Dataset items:
_ _ _ _

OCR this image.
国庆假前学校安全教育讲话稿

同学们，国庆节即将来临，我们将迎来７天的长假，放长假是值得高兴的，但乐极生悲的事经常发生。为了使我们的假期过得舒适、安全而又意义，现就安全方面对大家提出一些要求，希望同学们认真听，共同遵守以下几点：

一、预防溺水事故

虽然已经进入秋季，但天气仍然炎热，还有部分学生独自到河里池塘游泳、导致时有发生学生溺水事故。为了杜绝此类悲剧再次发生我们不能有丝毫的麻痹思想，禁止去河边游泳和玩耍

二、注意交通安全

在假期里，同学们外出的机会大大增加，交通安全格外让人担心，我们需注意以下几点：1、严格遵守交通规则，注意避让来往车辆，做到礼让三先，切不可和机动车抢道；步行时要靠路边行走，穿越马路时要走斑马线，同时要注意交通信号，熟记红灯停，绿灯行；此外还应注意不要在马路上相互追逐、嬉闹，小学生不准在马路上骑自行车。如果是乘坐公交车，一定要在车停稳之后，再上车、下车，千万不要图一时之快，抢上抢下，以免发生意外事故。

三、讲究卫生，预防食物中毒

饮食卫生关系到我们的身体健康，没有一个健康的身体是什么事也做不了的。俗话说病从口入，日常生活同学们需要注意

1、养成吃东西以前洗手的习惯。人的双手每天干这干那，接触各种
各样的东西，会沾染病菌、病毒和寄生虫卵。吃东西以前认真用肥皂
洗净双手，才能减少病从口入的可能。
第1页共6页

_ _ _ _

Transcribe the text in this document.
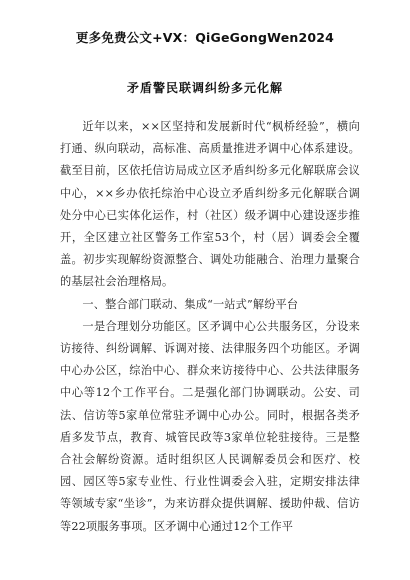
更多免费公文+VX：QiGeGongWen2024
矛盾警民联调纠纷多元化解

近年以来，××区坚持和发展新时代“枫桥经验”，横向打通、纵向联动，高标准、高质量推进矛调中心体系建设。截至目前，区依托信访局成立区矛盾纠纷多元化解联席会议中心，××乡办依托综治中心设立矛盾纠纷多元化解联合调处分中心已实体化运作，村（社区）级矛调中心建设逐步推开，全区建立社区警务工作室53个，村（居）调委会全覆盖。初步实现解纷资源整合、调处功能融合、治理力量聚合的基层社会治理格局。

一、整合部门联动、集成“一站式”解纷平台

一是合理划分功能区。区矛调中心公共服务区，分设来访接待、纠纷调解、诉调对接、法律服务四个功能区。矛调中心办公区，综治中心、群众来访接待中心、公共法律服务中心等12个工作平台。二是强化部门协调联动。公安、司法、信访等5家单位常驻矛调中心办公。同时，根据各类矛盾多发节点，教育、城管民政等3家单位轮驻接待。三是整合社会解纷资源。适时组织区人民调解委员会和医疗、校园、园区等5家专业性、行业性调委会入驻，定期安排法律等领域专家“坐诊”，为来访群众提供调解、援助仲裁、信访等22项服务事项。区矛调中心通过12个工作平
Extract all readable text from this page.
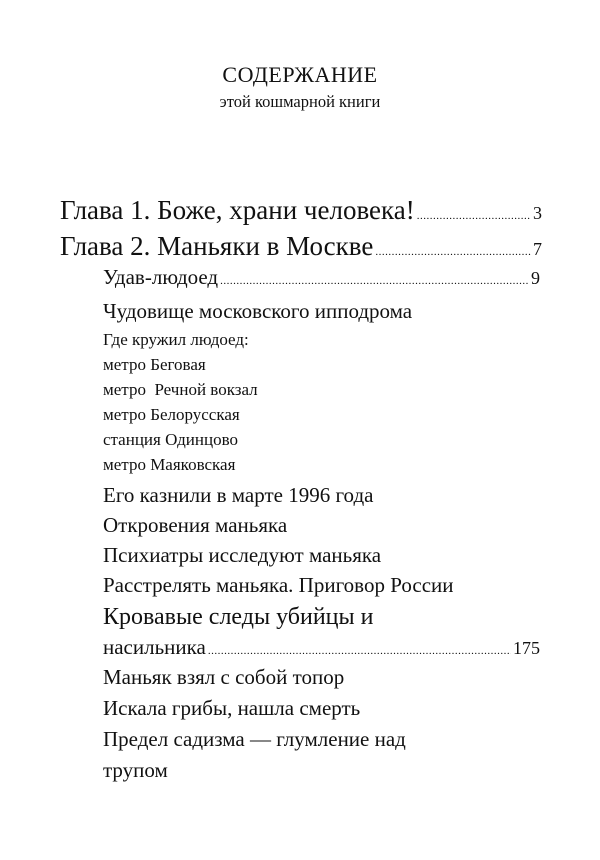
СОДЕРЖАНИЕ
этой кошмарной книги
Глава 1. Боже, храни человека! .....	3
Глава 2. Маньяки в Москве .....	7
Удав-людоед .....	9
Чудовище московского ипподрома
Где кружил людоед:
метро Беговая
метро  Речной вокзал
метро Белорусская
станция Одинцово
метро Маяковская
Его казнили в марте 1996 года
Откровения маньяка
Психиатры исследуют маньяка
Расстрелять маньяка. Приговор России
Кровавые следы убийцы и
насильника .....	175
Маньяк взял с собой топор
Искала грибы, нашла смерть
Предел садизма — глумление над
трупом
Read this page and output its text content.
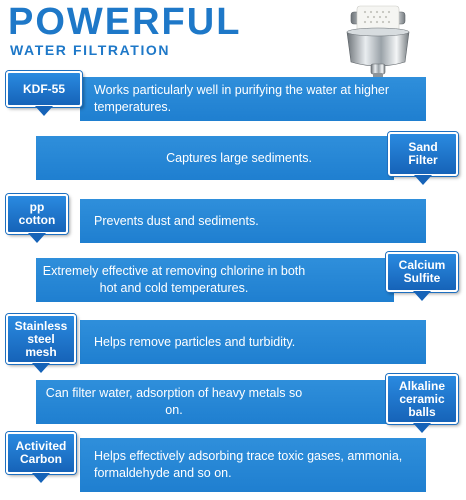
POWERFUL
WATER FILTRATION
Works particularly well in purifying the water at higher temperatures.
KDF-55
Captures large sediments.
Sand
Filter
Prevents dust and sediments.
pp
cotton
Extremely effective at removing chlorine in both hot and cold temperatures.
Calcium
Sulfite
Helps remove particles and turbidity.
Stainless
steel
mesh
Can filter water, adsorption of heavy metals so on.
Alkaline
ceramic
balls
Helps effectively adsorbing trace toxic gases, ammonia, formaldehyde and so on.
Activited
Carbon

_ _ _ _

### TO BE DONE
Take every line from the data that contains the word "метро".

### EXERCISE RESULT
метро Беговая
метро  Речной вокзал
метро Белорусская
метро Маяковская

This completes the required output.